→ **Input data**
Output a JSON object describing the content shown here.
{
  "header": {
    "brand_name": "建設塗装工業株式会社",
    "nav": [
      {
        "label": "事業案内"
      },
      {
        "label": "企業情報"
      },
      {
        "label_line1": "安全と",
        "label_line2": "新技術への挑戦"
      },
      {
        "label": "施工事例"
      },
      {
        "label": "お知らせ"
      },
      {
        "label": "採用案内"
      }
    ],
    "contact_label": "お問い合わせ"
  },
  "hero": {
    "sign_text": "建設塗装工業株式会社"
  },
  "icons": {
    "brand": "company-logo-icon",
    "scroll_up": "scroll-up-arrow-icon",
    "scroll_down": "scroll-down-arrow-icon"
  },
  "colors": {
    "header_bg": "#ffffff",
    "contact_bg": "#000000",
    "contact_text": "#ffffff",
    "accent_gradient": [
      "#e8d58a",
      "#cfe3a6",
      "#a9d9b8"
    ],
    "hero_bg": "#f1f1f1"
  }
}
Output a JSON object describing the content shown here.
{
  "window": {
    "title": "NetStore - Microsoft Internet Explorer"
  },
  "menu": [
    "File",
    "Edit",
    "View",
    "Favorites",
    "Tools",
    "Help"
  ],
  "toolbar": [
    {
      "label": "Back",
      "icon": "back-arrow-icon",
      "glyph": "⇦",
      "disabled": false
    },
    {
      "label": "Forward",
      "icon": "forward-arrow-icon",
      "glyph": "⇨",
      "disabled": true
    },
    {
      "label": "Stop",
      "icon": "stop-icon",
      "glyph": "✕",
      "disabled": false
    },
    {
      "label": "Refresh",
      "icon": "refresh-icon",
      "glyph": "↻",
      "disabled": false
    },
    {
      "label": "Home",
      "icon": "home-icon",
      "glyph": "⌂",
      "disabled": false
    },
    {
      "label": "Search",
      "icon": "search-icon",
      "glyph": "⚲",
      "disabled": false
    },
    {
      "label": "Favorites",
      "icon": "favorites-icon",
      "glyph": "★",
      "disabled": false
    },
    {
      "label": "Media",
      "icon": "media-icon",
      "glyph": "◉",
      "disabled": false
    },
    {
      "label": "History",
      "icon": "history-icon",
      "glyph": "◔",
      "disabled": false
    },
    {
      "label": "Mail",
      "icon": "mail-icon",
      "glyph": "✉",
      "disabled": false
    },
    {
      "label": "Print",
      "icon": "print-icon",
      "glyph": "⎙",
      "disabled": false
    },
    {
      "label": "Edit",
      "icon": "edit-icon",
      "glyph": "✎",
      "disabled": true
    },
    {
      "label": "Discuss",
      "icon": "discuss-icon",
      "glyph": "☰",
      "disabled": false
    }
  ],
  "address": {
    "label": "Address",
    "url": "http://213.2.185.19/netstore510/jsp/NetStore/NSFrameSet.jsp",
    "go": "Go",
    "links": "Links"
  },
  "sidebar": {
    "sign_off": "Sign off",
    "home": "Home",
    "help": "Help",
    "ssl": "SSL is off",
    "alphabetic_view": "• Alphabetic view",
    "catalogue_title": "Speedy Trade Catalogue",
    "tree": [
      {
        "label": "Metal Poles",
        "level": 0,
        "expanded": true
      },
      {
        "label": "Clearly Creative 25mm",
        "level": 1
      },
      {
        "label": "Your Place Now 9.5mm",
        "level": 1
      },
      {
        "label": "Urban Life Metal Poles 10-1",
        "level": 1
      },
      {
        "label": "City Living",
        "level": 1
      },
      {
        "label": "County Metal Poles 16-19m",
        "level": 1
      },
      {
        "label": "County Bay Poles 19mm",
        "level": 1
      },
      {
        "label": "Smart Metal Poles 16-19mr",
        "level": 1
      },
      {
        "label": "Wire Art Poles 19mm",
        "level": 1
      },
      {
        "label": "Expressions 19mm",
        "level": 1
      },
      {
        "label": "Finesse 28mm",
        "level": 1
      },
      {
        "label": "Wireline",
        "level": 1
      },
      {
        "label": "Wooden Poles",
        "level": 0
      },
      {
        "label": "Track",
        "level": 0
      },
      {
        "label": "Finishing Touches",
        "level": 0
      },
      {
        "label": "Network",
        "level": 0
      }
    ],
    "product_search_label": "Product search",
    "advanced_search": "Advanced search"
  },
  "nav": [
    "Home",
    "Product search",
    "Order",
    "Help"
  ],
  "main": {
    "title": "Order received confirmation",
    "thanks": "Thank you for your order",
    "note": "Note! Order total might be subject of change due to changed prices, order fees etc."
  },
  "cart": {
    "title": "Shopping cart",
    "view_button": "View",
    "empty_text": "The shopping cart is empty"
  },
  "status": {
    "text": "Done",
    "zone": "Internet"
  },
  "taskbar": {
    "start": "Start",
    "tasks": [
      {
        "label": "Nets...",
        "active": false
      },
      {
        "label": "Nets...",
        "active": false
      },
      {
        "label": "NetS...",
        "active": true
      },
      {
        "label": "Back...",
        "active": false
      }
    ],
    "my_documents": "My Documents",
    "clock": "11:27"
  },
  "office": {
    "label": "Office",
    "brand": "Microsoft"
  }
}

→ **Task requirements**
Copy each line of the listing in which the word "Internet" can be found.

→ **Reply to the exercise**
    "title": "NetStore - Microsoft Internet Explorer"
    "zone": "Internet"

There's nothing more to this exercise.